Set problem
Give every entry again, word for word and in full.

Entries

★ ★ ★

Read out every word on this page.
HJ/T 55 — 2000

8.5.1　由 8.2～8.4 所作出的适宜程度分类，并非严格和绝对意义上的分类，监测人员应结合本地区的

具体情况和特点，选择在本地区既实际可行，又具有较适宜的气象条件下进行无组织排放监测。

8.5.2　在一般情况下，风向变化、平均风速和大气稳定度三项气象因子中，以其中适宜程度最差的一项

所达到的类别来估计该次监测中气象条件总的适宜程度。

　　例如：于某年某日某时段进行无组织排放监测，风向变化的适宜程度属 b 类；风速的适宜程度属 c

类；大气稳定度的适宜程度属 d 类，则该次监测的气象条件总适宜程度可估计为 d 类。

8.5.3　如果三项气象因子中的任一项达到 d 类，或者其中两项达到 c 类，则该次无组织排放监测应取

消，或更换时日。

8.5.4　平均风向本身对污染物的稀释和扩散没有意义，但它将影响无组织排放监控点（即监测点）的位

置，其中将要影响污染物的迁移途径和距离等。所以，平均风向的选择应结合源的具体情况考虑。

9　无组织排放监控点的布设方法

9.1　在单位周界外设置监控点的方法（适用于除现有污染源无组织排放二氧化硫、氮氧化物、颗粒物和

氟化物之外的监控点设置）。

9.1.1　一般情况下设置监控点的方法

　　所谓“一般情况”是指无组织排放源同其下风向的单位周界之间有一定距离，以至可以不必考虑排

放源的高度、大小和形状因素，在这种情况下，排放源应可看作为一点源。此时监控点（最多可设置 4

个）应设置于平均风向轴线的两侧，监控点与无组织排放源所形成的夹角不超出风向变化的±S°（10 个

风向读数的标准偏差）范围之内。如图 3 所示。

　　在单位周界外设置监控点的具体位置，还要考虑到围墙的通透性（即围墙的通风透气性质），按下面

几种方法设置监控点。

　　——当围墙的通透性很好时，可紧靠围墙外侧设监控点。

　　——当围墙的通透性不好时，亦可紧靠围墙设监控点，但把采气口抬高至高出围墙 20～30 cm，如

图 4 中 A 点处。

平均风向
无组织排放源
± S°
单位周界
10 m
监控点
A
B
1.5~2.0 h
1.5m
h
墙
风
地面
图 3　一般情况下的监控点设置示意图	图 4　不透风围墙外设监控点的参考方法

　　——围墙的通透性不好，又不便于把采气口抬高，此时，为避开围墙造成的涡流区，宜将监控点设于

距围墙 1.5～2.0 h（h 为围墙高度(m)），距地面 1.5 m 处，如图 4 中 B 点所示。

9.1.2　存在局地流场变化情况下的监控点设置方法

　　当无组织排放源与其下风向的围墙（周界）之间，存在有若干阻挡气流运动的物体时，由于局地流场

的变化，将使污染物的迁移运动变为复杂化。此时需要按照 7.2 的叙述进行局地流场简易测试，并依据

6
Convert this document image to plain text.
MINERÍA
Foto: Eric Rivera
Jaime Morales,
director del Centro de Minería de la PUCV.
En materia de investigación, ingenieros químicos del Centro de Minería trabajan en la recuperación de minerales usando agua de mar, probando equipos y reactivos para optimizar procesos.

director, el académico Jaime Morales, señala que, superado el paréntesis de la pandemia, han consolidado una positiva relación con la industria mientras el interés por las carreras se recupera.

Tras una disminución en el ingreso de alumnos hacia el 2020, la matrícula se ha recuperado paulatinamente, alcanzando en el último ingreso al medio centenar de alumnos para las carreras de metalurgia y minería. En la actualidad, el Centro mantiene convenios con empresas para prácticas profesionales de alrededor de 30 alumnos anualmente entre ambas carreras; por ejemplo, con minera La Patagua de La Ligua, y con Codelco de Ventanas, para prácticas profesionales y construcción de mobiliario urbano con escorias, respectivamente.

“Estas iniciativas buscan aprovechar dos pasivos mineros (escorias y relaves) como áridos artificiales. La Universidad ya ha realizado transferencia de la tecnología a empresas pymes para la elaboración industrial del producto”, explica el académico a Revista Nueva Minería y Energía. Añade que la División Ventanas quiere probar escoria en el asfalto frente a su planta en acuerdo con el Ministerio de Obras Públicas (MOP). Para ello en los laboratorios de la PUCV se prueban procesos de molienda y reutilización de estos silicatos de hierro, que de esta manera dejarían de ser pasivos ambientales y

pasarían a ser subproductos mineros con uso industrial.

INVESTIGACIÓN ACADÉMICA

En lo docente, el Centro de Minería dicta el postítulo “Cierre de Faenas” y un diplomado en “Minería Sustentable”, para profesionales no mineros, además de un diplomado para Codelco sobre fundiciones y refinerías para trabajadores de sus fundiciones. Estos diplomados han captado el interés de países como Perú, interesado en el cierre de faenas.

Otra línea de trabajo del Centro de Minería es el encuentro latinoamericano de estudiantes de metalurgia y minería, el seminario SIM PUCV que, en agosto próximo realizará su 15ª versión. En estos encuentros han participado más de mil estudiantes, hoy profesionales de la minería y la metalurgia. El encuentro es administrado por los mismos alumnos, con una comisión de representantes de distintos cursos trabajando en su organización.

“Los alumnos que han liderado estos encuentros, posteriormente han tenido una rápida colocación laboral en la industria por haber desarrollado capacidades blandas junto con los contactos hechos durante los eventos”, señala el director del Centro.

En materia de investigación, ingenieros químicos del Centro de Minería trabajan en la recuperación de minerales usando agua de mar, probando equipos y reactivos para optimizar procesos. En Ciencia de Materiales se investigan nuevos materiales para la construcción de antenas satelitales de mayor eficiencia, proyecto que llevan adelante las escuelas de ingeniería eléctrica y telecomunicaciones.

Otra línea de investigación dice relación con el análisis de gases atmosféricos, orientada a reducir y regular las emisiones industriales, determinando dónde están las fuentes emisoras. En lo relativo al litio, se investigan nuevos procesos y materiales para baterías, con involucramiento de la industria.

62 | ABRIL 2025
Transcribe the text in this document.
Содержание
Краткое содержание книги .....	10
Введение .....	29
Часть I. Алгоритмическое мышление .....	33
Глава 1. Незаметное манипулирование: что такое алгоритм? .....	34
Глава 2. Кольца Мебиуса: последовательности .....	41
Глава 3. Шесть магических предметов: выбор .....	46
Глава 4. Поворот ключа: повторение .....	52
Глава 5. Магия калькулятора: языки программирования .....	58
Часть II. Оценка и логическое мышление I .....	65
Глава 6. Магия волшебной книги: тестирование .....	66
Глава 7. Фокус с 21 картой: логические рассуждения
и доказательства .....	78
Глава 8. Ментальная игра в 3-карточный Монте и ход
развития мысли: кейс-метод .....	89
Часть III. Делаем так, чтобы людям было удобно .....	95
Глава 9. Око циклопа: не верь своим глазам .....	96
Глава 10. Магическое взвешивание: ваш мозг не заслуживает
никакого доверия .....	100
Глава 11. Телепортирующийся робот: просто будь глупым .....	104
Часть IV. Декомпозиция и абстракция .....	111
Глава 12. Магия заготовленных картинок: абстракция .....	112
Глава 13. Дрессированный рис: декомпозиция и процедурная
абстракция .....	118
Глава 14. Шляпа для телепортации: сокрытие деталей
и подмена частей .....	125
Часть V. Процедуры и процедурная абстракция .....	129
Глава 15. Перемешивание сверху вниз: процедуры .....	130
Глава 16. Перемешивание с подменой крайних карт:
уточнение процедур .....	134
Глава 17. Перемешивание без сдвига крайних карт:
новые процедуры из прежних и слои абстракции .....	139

★ ★ ★

Written answer
Read out every word on this page.
HJ/T 55 — 2000

8.5.1　由 8.2～8.4 所作出的适宜程度分类，并非严格和绝对意义上的分类，监测人员应结合本地区的

具体情况和特点，选择在本地区既实际可行，又具有较适宜的气象条件下进行无组织排放监测。

8.5.2　在一般情况下，风向变化、平均风速和大气稳定度三项气象因子中，以其中适宜程度最差的一项

所达到的类别来估计该次监测中气象条件总的适宜程度。

　　例如：于某年某日某时段进行无组织排放监测，风向变化的适宜程度属 b 类；风速的适宜程度属 c

类；大气稳定度的适宜程度属 d 类，则该次监测的气象条件总适宜程度可估计为 d 类。

8.5.3　如果三项气象因子中的任一项达到 d 类，或者其中两项达到 c 类，则该次无组织排放监测应取

消，或更换时日。

8.5.4　平均风向本身对污染物的稀释和扩散没有意义，但它将影响无组织排放监控点（即监测点）的位

置，其中将要影响污染物的迁移途径和距离等。所以，平均风向的选择应结合源的具体情况考虑。

9　无组织排放监控点的布设方法

9.1　在单位周界外设置监控点的方法（适用于除现有污染源无组织排放二氧化硫、氮氧化物、颗粒物和

氟化物之外的监控点设置）。

9.1.1　一般情况下设置监控点的方法

　　所谓“一般情况”是指无组织排放源同其下风向的单位周界之间有一定距离，以至可以不必考虑排

放源的高度、大小和形状因素，在这种情况下，排放源应可看作为一点源。此时监控点（最多可设置 4

个）应设置于平均风向轴线的两侧，监控点与无组织排放源所形成的夹角不超出风向变化的±S°（10 个

风向读数的标准偏差）范围之内。如图 3 所示。

　　在单位周界外设置监控点的具体位置，还要考虑到围墙的通透性（即围墙的通风透气性质），按下面

几种方法设置监控点。

　　——当围墙的通透性很好时，可紧靠围墙外侧设监控点。

　　——当围墙的通透性不好时，亦可紧靠围墙设监控点，但把采气口抬高至高出围墙 20～30 cm，如

图 4 中 A 点处。

平均风向
无组织排放源
± S°
单位周界
10 m
监控点
A
B
1.5~2.0 h
1.5m
h
墙
风
地面
图 3　一般情况下的监控点设置示意图	图 4　不透风围墙外设监控点的参考方法

　　——围墙的通透性不好，又不便于把采气口抬高，此时，为避开围墙造成的涡流区，宜将监控点设于

距围墙 1.5～2.0 h（h 为围墙高度(m)），距地面 1.5 m 处，如图 4 中 B 点所示。

9.1.2　存在局地流场变化情况下的监控点设置方法

　　当无组织排放源与其下风向的围墙（周界）之间，存在有若干阻挡气流运动的物体时，由于局地流场

的变化，将使污染物的迁移运动变为复杂化。此时需要按照 7.2 的叙述进行局地流场简易测试，并依据

6
Convert this document image to plain text.
MINERÍA
Foto: Eric Rivera
Jaime Morales,
director del Centro de Minería de la PUCV.
En materia de investigación, ingenieros químicos del Centro de Minería trabajan en la recuperación de minerales usando agua de mar, probando equipos y reactivos para optimizar procesos.

director, el académico Jaime Morales, señala que, superado el paréntesis de la pandemia, han consolidado una positiva relación con la industria mientras el interés por las carreras se recupera.

Tras una disminución en el ingreso de alumnos hacia el 2020, la matrícula se ha recuperado paulatinamente, alcanzando en el último ingreso al medio centenar de alumnos para las carreras de metalurgia y minería. En la actualidad, el Centro mantiene convenios con empresas para prácticas profesionales de alrededor de 30 alumnos anualmente entre ambas carreras; por ejemplo, con minera La Patagua de La Ligua, y con Codelco de Ventanas, para prácticas profesionales y construcción de mobiliario urbano con escorias, respectivamente.

“Estas iniciativas buscan aprovechar dos pasivos mineros (escorias y relaves) como áridos artificiales. La Universidad ya ha realizado transferencia de la tecnología a empresas pymes para la elaboración industrial del producto”, explica el académico a Revista Nueva Minería y Energía. Añade que la División Ventanas quiere probar escoria en el asfalto frente a su planta en acuerdo con el Ministerio de Obras Públicas (MOP). Para ello en los laboratorios de la PUCV se prueban procesos de molienda y reutilización de estos silicatos de hierro, que de esta manera dejarían de ser pasivos ambientales y

pasarían a ser subproductos mineros con uso industrial.

INVESTIGACIÓN ACADÉMICA

En lo docente, el Centro de Minería dicta el postítulo “Cierre de Faenas” y un diplomado en “Minería Sustentable”, para profesionales no mineros, además de un diplomado para Codelco sobre fundiciones y refinerías para trabajadores de sus fundiciones. Estos diplomados han captado el interés de países como Perú, interesado en el cierre de faenas.

Otra línea de trabajo del Centro de Minería es el encuentro latinoamericano de estudiantes de metalurgia y minería, el seminario SIM PUCV que, en agosto próximo realizará su 15ª versión. En estos encuentros han participado más de mil estudiantes, hoy profesionales de la minería y la metalurgia. El encuentro es administrado por los mismos alumnos, con una comisión de representantes de distintos cursos trabajando en su organización.

“Los alumnos que han liderado estos encuentros, posteriormente han tenido una rápida colocación laboral en la industria por haber desarrollado capacidades blandas junto con los contactos hechos durante los eventos”, señala el director del Centro.

En materia de investigación, ingenieros químicos del Centro de Minería trabajan en la recuperación de minerales usando agua de mar, probando equipos y reactivos para optimizar procesos. En Ciencia de Materiales se investigan nuevos materiales para la construcción de antenas satelitales de mayor eficiencia, proyecto que llevan adelante las escuelas de ingeniería eléctrica y telecomunicaciones.

Otra línea de investigación dice relación con el análisis de gases atmosféricos, orientada a reducir y regular las emisiones industriales, determinando dónde están las fuentes emisoras. En lo relativo al litio, se investigan nuevos procesos y materiales para baterías, con involucramiento de la industria.

62 | ABRIL 2025
Transcribe the text in this document.
Содержание
Краткое содержание книги .....	10
Введение .....	29
Часть I. Алгоритмическое мышление .....	33
Глава 1. Незаметное манипулирование: что такое алгоритм? .....	34
Глава 2. Кольца Мебиуса: последовательности .....	41
Глава 3. Шесть магических предметов: выбор .....	46
Глава 4. Поворот ключа: повторение .....	52
Глава 5. Магия калькулятора: языки программирования .....	58
Часть II. Оценка и логическое мышление I .....	65
Глава 6. Магия волшебной книги: тестирование .....	66
Глава 7. Фокус с 21 картой: логические рассуждения
и доказательства .....	78
Глава 8. Ментальная игра в 3-карточный Монте и ход
развития мысли: кейс-метод .....	89
Часть III. Делаем так, чтобы людям было удобно .....	95
Глава 9. Око циклопа: не верь своим глазам .....	96
Глава 10. Магическое взвешивание: ваш мозг не заслуживает
никакого доверия .....	100
Глава 11. Телепортирующийся робот: просто будь глупым .....	104
Часть IV. Декомпозиция и абстракция .....	111
Глава 12. Магия заготовленных картинок: абстракция .....	112
Глава 13. Дрессированный рис: декомпозиция и процедурная
абстракция .....	118
Глава 14. Шляпа для телепортации: сокрытие деталей
и подмена частей .....	125
Часть V. Процедуры и процедурная абстракция .....	129
Глава 15. Перемешивание сверху вниз: процедуры .....	130
Глава 16. Перемешивание с подменой крайних карт:
уточнение процедур .....	134
Глава 17. Перемешивание без сдвига крайних карт:
новые процедуры из прежних и слои абстракции .....	139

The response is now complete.